Locate the lines where "that" occurs and copy them as they stand.

## Dataset records on visual material:

::::::::

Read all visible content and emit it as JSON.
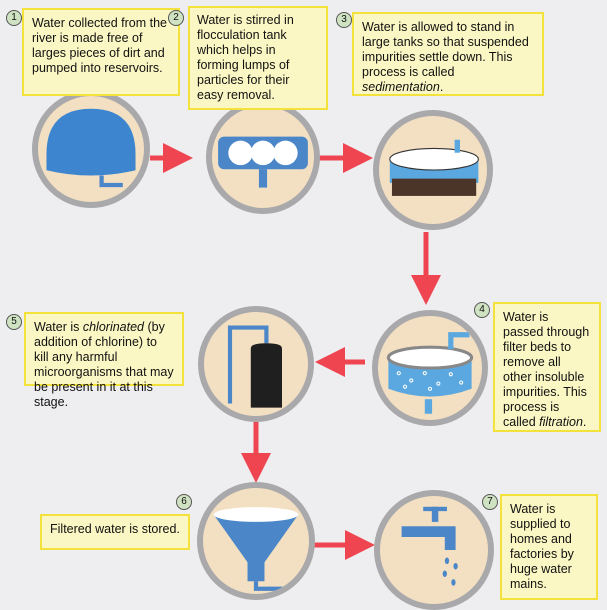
{
  "steps": [
    {
      "n": "1",
      "text": "Water collected from the river is made free of larges pieces of dirt and pumped into reservoirs."
    },
    {
      "n": "2",
      "text": "Water is stirred in flocculation tank which helps in forming lumps of particles for their easy removal."
    },
    {
      "n": "3",
      "text": "Water is allowed to stand in large tanks so that suspended impurities settle down. This process is called ",
      "term": "sedimentation",
      "end": "."
    },
    {
      "n": "4",
      "text": "Water is passed through filter beds to remove all other insoluble impurities. This process is called ",
      "term": "filtration",
      "end": "."
    },
    {
      "n": "5",
      "pre": "Water is ",
      "term": "chlorinated",
      "text": " (by addition of chlorine) to kill any harmful microorganisms that may be present in it at this stage."
    },
    {
      "n": "6",
      "text": "Filtered water is stored."
    },
    {
      "n": "7",
      "text": "Water is supplied to homes and factories by huge water mains."
    }
  ],
  "colors": {
    "arrow": "#ef4550",
    "water": "#5aa8df",
    "pipe": "#4a86c8",
    "box": "#fbf7c4",
    "box_border": "#f4e23c"
  }
}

::::::::

## Solution to this problem:
      "text": "Water is allowed to stand in large tanks so that suspended impurities settle down. This process is called ",
      "text": " (by addition of chlorine) to kill any harmful microorganisms that may be present in it at this stage."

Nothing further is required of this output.